• **Records provided**:
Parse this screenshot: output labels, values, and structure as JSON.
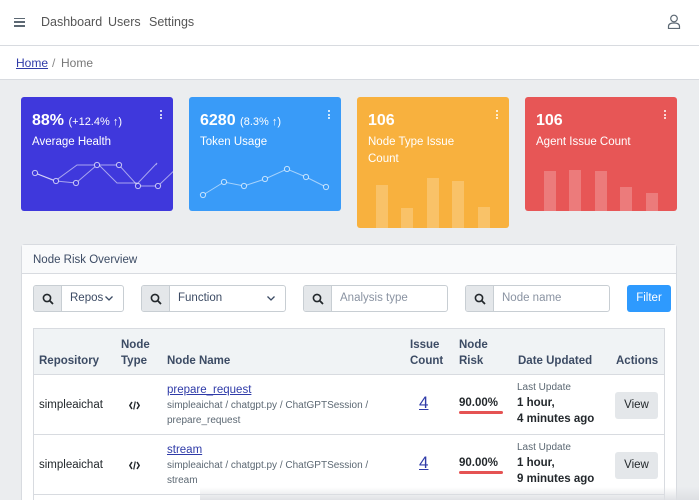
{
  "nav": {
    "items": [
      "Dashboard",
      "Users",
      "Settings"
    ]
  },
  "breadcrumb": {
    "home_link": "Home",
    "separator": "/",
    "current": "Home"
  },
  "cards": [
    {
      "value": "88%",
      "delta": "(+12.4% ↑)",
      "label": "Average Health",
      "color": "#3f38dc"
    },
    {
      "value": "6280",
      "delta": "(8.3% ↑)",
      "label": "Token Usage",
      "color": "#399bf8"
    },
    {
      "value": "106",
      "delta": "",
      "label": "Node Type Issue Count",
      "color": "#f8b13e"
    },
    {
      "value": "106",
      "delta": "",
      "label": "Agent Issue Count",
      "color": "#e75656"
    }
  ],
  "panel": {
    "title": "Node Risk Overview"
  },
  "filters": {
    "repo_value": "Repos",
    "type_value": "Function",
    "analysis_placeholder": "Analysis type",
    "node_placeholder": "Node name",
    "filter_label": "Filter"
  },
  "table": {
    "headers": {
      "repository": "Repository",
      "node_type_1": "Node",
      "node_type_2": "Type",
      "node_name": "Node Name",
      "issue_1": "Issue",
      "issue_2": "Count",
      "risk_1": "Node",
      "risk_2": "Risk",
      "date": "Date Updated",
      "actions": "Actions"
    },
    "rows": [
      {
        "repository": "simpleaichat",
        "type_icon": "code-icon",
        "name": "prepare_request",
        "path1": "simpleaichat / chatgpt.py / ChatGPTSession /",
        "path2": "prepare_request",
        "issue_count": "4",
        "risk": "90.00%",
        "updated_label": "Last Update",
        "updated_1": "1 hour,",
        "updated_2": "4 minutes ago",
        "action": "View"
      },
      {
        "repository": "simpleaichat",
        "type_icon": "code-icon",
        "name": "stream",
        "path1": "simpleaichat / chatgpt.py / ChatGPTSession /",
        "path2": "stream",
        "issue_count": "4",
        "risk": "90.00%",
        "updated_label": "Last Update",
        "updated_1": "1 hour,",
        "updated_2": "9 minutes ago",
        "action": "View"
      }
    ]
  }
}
* * *
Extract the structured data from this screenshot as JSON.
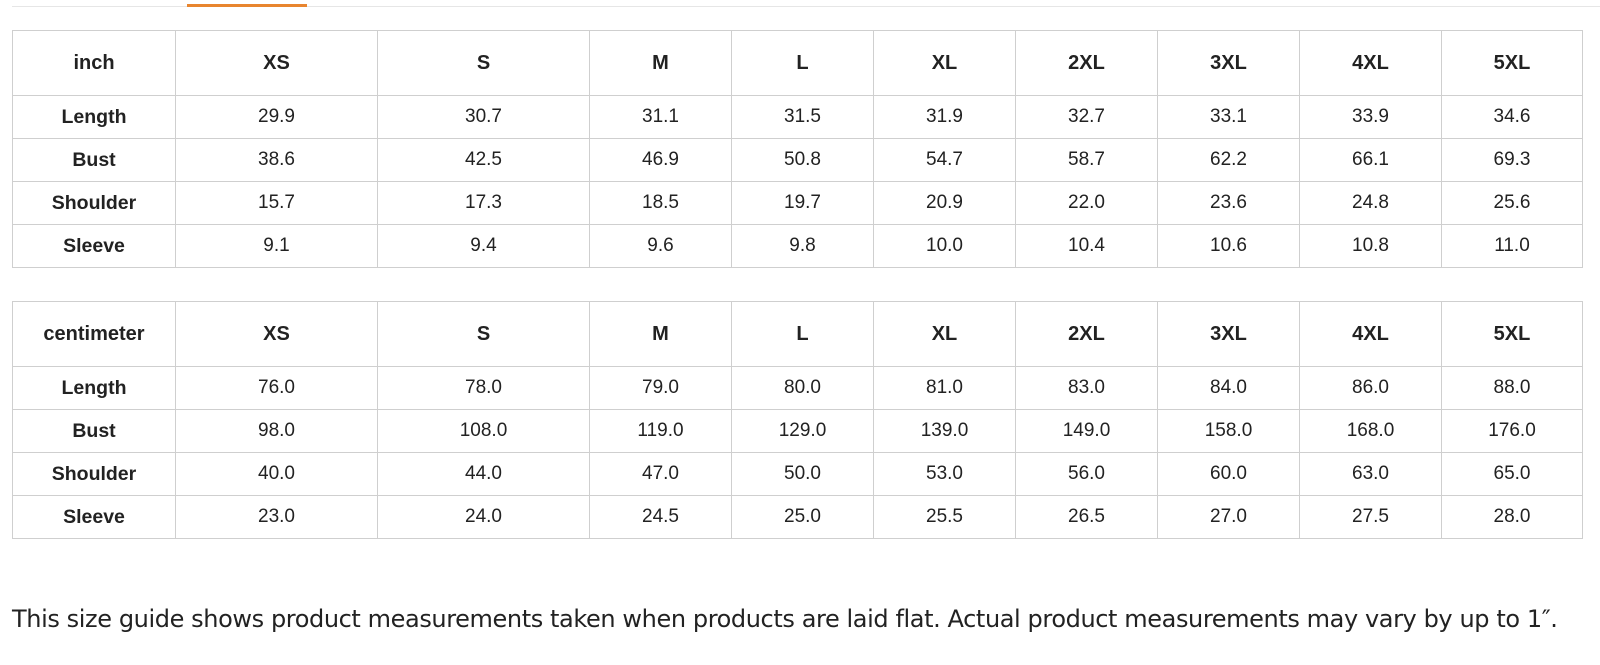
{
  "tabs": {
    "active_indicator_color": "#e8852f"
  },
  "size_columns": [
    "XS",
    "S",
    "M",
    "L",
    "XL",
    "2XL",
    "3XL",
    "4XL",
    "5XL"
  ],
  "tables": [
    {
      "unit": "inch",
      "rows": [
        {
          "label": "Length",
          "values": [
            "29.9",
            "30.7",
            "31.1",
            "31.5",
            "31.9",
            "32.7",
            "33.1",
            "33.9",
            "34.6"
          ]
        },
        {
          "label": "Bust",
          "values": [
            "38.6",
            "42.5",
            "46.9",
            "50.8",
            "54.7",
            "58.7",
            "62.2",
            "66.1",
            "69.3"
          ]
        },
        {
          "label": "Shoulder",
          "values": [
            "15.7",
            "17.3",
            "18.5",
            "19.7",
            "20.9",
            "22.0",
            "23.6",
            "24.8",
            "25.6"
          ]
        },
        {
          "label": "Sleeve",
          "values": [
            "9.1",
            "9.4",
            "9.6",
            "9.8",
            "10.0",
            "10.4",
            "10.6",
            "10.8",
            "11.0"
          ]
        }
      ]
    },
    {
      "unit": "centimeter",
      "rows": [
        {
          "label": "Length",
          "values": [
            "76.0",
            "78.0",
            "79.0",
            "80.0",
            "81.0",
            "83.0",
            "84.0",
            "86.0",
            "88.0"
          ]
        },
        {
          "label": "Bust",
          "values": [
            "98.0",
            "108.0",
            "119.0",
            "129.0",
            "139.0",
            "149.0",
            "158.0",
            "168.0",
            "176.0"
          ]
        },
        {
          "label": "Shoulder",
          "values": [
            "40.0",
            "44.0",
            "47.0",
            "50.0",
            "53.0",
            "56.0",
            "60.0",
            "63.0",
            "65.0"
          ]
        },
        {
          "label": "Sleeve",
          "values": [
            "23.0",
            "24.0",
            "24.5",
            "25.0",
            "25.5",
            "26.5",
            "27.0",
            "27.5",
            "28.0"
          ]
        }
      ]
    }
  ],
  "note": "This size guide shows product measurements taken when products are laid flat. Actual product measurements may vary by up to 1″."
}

• **Stated problem**:
State how many lines in the records above contain the word "JSON", and give only that number.

• **Result below**:
2